>>>>>

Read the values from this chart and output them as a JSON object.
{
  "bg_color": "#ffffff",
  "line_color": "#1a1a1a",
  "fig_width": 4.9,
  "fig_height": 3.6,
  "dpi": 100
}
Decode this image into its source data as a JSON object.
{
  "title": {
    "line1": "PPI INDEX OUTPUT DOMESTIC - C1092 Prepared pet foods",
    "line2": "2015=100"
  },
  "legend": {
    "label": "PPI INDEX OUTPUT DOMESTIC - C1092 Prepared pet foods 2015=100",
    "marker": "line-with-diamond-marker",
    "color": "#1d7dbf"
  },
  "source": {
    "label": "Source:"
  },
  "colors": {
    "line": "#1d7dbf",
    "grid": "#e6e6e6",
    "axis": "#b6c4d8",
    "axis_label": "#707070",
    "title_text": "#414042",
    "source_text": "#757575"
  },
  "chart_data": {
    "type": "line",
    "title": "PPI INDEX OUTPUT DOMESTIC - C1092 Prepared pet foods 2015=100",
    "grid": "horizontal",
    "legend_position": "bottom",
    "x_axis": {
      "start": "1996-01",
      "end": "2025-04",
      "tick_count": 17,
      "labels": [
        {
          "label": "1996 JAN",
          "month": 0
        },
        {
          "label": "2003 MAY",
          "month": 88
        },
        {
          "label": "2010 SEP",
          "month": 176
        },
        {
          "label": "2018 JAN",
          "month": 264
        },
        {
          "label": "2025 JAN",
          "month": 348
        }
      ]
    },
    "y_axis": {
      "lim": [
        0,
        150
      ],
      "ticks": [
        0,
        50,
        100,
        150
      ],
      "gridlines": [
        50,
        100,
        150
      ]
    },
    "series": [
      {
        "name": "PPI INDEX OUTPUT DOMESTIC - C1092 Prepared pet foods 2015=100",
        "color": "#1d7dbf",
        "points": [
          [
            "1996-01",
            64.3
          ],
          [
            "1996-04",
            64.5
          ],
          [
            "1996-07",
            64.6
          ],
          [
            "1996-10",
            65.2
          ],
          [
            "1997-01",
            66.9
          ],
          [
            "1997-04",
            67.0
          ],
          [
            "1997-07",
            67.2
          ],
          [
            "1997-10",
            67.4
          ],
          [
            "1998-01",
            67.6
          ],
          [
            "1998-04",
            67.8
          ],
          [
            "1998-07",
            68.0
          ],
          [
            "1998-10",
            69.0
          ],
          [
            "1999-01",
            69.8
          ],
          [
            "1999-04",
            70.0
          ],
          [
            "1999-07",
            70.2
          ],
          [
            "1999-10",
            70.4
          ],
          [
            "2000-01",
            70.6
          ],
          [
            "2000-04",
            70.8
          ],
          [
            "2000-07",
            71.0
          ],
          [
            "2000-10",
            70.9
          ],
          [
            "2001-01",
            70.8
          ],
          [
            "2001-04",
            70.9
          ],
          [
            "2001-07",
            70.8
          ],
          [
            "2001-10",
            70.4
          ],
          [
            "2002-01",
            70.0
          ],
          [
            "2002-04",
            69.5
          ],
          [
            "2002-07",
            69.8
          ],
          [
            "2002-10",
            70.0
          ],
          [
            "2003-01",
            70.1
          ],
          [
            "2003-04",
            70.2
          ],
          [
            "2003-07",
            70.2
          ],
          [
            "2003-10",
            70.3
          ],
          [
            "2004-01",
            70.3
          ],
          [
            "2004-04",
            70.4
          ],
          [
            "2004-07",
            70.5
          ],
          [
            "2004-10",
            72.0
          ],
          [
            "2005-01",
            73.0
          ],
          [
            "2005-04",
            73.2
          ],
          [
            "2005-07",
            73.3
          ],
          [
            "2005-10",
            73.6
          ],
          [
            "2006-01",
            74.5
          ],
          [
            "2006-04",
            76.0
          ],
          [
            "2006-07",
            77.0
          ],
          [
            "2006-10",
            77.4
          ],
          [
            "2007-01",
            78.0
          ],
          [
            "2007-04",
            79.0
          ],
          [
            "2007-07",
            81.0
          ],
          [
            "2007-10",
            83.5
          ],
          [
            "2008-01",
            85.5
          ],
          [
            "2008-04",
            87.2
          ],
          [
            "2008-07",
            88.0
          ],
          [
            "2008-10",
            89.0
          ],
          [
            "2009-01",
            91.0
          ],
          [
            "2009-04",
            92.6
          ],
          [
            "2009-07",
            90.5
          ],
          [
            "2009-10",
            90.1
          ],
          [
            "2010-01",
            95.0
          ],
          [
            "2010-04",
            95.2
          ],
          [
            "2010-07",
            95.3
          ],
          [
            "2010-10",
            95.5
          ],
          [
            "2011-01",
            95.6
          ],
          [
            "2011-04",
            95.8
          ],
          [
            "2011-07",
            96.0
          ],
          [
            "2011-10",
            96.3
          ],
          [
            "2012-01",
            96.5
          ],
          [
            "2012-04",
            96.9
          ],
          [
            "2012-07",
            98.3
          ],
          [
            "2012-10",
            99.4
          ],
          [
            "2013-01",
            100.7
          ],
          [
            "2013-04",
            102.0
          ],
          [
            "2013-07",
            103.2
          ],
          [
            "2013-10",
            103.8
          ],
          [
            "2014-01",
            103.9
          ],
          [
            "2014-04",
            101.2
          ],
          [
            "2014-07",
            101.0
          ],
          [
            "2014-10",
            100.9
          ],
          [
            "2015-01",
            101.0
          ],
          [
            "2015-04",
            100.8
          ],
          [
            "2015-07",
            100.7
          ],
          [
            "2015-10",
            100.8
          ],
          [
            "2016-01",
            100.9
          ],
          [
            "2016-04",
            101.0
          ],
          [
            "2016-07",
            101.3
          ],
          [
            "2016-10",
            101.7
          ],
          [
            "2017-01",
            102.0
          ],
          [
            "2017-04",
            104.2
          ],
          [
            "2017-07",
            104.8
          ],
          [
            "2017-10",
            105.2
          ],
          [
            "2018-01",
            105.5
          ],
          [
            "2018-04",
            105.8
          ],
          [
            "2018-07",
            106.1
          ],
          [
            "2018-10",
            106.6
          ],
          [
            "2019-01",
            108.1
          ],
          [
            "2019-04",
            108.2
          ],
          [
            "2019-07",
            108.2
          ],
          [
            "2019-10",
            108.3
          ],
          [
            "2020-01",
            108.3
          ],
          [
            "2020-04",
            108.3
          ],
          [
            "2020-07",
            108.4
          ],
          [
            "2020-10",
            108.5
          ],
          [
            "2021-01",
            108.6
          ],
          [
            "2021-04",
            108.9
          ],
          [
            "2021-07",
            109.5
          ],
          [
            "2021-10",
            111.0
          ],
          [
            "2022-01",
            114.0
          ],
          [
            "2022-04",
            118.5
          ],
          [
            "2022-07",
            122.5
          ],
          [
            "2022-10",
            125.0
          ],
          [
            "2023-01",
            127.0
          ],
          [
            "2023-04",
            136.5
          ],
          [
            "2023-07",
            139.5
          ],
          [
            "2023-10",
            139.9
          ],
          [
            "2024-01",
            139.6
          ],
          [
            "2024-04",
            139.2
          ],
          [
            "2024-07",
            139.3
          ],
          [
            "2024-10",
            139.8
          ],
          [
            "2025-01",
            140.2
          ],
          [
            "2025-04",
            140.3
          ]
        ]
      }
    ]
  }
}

<<<<<

### INSTRUCTIONS TO FOLLOW
Your task is to extract all of the records exactly.

### RESPONSE
Read the values from this chart and output them as a JSON object.
{
  "bg_color": "#ffffff",
  "line_color": "#1a1a1a",
  "fig_width": 4.9,
  "fig_height": 3.6,
  "dpi": 100
}
Decode this image into its source data as a JSON object.
{
  "title": {
    "line1": "PPI INDEX OUTPUT DOMESTIC - C1092 Prepared pet foods",
    "line2": "2015=100"
  },
  "legend": {
    "label": "PPI INDEX OUTPUT DOMESTIC - C1092 Prepared pet foods 2015=100",
    "marker": "line-with-diamond-marker",
    "color": "#1d7dbf"
  },
  "source": {
    "label": "Source:"
  },
  "colors": {
    "line": "#1d7dbf",
    "grid": "#e6e6e6",
    "axis": "#b6c4d8",
    "axis_label": "#707070",
    "title_text": "#414042",
    "source_text": "#757575"
  },
  "chart_data": {
    "type": "line",
    "title": "PPI INDEX OUTPUT DOMESTIC - C1092 Prepared pet foods 2015=100",
    "grid": "horizontal",
    "legend_position": "bottom",
    "x_axis": {
      "start": "1996-01",
      "end": "2025-04",
      "tick_count": 17,
      "labels": [
        {
          "label": "1996 JAN",
          "month": 0
        },
        {
          "label": "2003 MAY",
          "month": 88
        },
        {
          "label": "2010 SEP",
          "month": 176
        },
        {
          "label": "2018 JAN",
          "month": 264
        },
        {
          "label": "2025 JAN",
          "month": 348
        }
      ]
    },
    "y_axis": {
      "lim": [
        0,
        150
      ],
      "ticks": [
        0,
        50,
        100,
        150
      ],
      "gridlines": [
        50,
        100,
        150
      ]
    },
    "series": [
      {
        "name": "PPI INDEX OUTPUT DOMESTIC - C1092 Prepared pet foods 2015=100",
        "color": "#1d7dbf",
        "points": [
          [
            "1996-01",
            64.3
          ],
          [
            "1996-04",
            64.5
          ],
          [
            "1996-07",
            64.6
          ],
          [
            "1996-10",
            65.2
          ],
          [
            "1997-01",
            66.9
          ],
          [
            "1997-04",
            67.0
          ],
          [
            "1997-07",
            67.2
          ],
          [
            "1997-10",
            67.4
          ],
          [
            "1998-01",
            67.6
          ],
          [
            "1998-04",
            67.8
          ],
          [
            "1998-07",
            68.0
          ],
          [
            "1998-10",
            69.0
          ],
          [
            "1999-01",
            69.8
          ],
          [
            "1999-04",
            70.0
          ],
          [
            "1999-07",
            70.2
          ],
          [
            "1999-10",
            70.4
          ],
          [
            "2000-01",
            70.6
          ],
          [
            "2000-04",
            70.8
          ],
          [
            "2000-07",
            71.0
          ],
          [
            "2000-10",
            70.9
          ],
          [
            "2001-01",
            70.8
          ],
          [
            "2001-04",
            70.9
          ],
          [
            "2001-07",
            70.8
          ],
          [
            "2001-10",
            70.4
          ],
          [
            "2002-01",
            70.0
          ],
          [
            "2002-04",
            69.5
          ],
          [
            "2002-07",
            69.8
          ],
          [
            "2002-10",
            70.0
          ],
          [
            "2003-01",
            70.1
          ],
          [
            "2003-04",
            70.2
          ],
          [
            "2003-07",
            70.2
          ],
          [
            "2003-10",
            70.3
          ],
          [
            "2004-01",
            70.3
          ],
          [
            "2004-04",
            70.4
          ],
          [
            "2004-07",
            70.5
          ],
          [
            "2004-10",
            72.0
          ],
          [
            "2005-01",
            73.0
          ],
          [
            "2005-04",
            73.2
          ],
          [
            "2005-07",
            73.3
          ],
          [
            "2005-10",
            73.6
          ],
          [
            "2006-01",
            74.5
          ],
          [
            "2006-04",
            76.0
          ],
          [
            "2006-07",
            77.0
          ],
          [
            "2006-10",
            77.4
          ],
          [
            "2007-01",
            78.0
          ],
          [
            "2007-04",
            79.0
          ],
          [
            "2007-07",
            81.0
          ],
          [
            "2007-10",
            83.5
          ],
          [
            "2008-01",
            85.5
          ],
          [
            "2008-04",
            87.2
          ],
          [
            "2008-07",
            88.0
          ],
          [
            "2008-10",
            89.0
          ],
          [
            "2009-01",
            91.0
          ],
          [
            "2009-04",
            92.6
          ],
          [
            "2009-07",
            90.5
          ],
          [
            "2009-10",
            90.1
          ],
          [
            "2010-01",
            95.0
          ],
          [
            "2010-04",
            95.2
          ],
          [
            "2010-07",
            95.3
          ],
          [
            "2010-10",
            95.5
          ],
          [
            "2011-01",
            95.6
          ],
          [
            "2011-04",
            95.8
          ],
          [
            "2011-07",
            96.0
          ],
          [
            "2011-10",
            96.3
          ],
          [
            "2012-01",
            96.5
          ],
          [
            "2012-04",
            96.9
          ],
          [
            "2012-07",
            98.3
          ],
          [
            "2012-10",
            99.4
          ],
          [
            "2013-01",
            100.7
          ],
          [
            "2013-04",
            102.0
          ],
          [
            "2013-07",
            103.2
          ],
          [
            "2013-10",
            103.8
          ],
          [
            "2014-01",
            103.9
          ],
          [
            "2014-04",
            101.2
          ],
          [
            "2014-07",
            101.0
          ],
          [
            "2014-10",
            100.9
          ],
          [
            "2015-01",
            101.0
          ],
          [
            "2015-04",
            100.8
          ],
          [
            "2015-07",
            100.7
          ],
          [
            "2015-10",
            100.8
          ],
          [
            "2016-01",
            100.9
          ],
          [
            "2016-04",
            101.0
          ],
          [
            "2016-07",
            101.3
          ],
          [
            "2016-10",
            101.7
          ],
          [
            "2017-01",
            102.0
          ],
          [
            "2017-04",
            104.2
          ],
          [
            "2017-07",
            104.8
          ],
          [
            "2017-10",
            105.2
          ],
          [
            "2018-01",
            105.5
          ],
          [
            "2018-04",
            105.8
          ],
          [
            "2018-07",
            106.1
          ],
          [
            "2018-10",
            106.6
          ],
          [
            "2019-01",
            108.1
          ],
          [
            "2019-04",
            108.2
          ],
          [
            "2019-07",
            108.2
          ],
          [
            "2019-10",
            108.3
          ],
          [
            "2020-01",
            108.3
          ],
          [
            "2020-04",
            108.3
          ],
          [
            "2020-07",
            108.4
          ],
          [
            "2020-10",
            108.5
          ],
          [
            "2021-01",
            108.6
          ],
          [
            "2021-04",
            108.9
          ],
          [
            "2021-07",
            109.5
          ],
          [
            "2021-10",
            111.0
          ],
          [
            "2022-01",
            114.0
          ],
          [
            "2022-04",
            118.5
          ],
          [
            "2022-07",
            122.5
          ],
          [
            "2022-10",
            125.0
          ],
          [
            "2023-01",
            127.0
          ],
          [
            "2023-04",
            136.5
          ],
          [
            "2023-07",
            139.5
          ],
          [
            "2023-10",
            139.9
          ],
          [
            "2024-01",
            139.6
          ],
          [
            "2024-04",
            139.2
          ],
          [
            "2024-07",
            139.3
          ],
          [
            "2024-10",
            139.8
          ],
          [
            "2025-01",
            140.2
          ],
          [
            "2025-04",
            140.3
          ]
        ]
      }
    ]
  }
}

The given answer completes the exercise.